WHAT IS EXPECTED ▸
Show all lines of the listing that hold the word "méridionale".

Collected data

## start

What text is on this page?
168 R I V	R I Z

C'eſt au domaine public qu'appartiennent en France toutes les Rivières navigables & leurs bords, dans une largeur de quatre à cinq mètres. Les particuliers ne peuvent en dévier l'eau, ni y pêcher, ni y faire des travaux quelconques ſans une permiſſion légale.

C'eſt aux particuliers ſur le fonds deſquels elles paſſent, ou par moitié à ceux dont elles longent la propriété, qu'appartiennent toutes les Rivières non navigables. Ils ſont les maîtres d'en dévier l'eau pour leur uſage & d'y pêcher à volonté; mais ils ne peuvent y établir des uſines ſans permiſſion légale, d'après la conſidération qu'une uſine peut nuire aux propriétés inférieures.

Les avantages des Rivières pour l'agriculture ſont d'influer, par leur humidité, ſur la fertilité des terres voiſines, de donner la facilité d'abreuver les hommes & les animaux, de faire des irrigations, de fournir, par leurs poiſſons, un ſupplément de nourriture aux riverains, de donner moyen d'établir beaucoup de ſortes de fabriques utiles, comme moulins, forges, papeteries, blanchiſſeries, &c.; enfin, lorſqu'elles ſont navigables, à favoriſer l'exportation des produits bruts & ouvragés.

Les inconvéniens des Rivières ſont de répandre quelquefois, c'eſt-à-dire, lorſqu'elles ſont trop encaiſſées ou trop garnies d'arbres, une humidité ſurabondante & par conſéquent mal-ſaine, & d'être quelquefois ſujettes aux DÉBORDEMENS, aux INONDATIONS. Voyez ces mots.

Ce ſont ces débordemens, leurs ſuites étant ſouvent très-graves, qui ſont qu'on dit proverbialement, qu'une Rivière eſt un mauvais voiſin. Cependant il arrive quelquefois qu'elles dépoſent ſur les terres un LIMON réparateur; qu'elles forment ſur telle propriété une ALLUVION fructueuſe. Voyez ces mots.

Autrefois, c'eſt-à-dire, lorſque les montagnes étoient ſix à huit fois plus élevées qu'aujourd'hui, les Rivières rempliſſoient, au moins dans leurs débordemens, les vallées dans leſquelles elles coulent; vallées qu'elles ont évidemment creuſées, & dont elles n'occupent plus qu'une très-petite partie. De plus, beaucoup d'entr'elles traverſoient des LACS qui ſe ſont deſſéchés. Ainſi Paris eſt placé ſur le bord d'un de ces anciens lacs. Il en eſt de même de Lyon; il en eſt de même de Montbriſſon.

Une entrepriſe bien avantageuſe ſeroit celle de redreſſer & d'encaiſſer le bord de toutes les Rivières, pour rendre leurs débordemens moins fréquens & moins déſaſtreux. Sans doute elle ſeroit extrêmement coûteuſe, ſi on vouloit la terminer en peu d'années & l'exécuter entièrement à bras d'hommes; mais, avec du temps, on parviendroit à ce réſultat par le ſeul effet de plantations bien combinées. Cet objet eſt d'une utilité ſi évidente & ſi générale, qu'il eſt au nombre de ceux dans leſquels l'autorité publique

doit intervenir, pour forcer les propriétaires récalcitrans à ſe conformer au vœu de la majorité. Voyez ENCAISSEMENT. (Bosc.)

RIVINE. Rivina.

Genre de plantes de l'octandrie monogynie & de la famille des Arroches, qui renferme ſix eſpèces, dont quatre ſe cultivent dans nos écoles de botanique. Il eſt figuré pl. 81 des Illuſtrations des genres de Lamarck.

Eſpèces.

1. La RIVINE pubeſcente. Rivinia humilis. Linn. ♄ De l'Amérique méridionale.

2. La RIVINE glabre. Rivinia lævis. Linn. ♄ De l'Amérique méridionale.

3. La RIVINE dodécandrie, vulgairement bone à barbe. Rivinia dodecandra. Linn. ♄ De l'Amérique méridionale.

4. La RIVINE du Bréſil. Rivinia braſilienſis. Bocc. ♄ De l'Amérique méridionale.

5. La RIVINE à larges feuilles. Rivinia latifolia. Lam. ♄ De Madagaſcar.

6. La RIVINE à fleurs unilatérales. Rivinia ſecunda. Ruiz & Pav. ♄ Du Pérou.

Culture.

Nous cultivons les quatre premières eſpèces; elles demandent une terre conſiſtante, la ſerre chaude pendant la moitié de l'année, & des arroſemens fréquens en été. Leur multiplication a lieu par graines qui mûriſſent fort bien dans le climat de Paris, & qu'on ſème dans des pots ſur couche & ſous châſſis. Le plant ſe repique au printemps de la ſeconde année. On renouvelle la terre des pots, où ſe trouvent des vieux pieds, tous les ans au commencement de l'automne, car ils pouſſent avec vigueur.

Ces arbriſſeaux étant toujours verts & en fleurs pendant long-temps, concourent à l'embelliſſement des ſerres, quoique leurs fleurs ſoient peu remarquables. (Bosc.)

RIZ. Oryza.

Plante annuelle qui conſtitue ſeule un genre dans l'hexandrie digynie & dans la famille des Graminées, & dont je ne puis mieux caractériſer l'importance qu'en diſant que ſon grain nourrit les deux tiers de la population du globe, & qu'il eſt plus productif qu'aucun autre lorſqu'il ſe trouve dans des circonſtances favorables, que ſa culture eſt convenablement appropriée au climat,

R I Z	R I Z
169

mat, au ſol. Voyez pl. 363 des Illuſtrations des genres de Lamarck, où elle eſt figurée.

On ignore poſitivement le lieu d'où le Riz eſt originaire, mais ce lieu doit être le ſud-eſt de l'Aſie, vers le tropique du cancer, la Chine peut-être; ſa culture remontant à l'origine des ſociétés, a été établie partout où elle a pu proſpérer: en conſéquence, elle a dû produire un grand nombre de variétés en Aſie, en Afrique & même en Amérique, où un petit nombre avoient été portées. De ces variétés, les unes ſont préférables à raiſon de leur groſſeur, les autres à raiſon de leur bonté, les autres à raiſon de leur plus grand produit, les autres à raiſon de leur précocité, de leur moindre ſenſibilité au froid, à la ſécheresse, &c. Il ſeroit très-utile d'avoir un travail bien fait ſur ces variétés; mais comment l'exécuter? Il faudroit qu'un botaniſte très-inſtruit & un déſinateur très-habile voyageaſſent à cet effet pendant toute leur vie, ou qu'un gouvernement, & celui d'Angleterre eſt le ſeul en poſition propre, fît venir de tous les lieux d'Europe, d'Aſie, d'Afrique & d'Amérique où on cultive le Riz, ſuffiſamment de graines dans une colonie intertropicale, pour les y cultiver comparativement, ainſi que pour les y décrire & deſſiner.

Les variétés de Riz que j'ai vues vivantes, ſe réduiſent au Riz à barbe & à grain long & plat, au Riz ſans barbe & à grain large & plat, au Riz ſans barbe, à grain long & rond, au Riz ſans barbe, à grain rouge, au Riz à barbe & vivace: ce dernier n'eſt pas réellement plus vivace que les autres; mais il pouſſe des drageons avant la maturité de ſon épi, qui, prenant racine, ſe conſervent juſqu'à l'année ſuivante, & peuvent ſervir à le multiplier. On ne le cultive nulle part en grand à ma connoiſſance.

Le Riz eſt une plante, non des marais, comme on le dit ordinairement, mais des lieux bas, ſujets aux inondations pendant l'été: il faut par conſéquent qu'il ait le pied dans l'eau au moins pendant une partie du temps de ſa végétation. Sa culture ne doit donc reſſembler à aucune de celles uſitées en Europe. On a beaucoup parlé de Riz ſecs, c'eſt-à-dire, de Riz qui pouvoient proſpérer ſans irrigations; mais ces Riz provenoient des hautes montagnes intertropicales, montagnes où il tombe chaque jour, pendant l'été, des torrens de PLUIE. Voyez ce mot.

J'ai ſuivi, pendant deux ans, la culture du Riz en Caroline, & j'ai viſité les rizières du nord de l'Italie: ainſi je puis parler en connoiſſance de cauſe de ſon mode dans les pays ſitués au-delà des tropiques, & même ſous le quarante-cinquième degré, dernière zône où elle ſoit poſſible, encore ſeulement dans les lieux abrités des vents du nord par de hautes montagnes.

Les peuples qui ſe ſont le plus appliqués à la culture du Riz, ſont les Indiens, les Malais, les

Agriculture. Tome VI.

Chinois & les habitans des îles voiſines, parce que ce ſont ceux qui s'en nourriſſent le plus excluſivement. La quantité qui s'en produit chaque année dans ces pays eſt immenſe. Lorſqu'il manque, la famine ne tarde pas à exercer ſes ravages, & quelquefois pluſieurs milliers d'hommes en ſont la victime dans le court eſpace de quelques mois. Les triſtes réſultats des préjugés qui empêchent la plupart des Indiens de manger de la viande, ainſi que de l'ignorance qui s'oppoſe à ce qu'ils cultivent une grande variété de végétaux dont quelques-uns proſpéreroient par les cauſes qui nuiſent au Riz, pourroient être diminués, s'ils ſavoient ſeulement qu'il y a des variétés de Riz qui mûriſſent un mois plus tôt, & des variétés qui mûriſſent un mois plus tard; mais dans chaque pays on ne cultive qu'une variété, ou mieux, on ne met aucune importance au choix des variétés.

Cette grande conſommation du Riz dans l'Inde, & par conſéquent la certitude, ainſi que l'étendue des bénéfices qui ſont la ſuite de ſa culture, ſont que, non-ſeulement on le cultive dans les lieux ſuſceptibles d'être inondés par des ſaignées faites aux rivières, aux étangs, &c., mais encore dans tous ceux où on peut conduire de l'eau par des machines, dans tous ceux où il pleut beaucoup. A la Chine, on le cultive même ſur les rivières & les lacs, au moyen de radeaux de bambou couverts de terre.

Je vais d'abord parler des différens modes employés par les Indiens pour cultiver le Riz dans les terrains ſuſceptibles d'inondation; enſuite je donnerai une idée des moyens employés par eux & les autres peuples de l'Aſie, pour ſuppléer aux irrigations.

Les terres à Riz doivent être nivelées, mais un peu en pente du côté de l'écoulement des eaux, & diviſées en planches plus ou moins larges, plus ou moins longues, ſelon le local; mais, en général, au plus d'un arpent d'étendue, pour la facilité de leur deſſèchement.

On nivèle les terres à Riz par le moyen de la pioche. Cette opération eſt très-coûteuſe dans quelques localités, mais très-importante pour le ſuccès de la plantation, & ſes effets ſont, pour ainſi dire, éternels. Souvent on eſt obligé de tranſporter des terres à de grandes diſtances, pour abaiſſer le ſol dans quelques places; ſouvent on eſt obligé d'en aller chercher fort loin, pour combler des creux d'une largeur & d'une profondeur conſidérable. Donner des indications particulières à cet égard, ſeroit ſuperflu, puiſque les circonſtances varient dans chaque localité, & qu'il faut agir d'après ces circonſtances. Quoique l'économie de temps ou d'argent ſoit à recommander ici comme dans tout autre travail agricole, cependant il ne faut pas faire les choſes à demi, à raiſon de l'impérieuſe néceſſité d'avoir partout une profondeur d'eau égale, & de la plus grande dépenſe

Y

## end

FINAL ANSWER ▸
1. La RIVINE pubeſcente. Rivinia humilis. Linn. ♄ De l'Amérique méridionale.
2. La RIVINE glabre. Rivinia lævis. Linn. ♄ De l'Amérique méridionale.
3. La RIVINE dodécandrie, vulgairement bone à barbe. Rivinia dodecandra. Linn. ♄ De l'Amérique méridionale.
4. La RIVINE du Bréſil. Rivinia braſilienſis. Bocc. ♄ De l'Amérique méridionale.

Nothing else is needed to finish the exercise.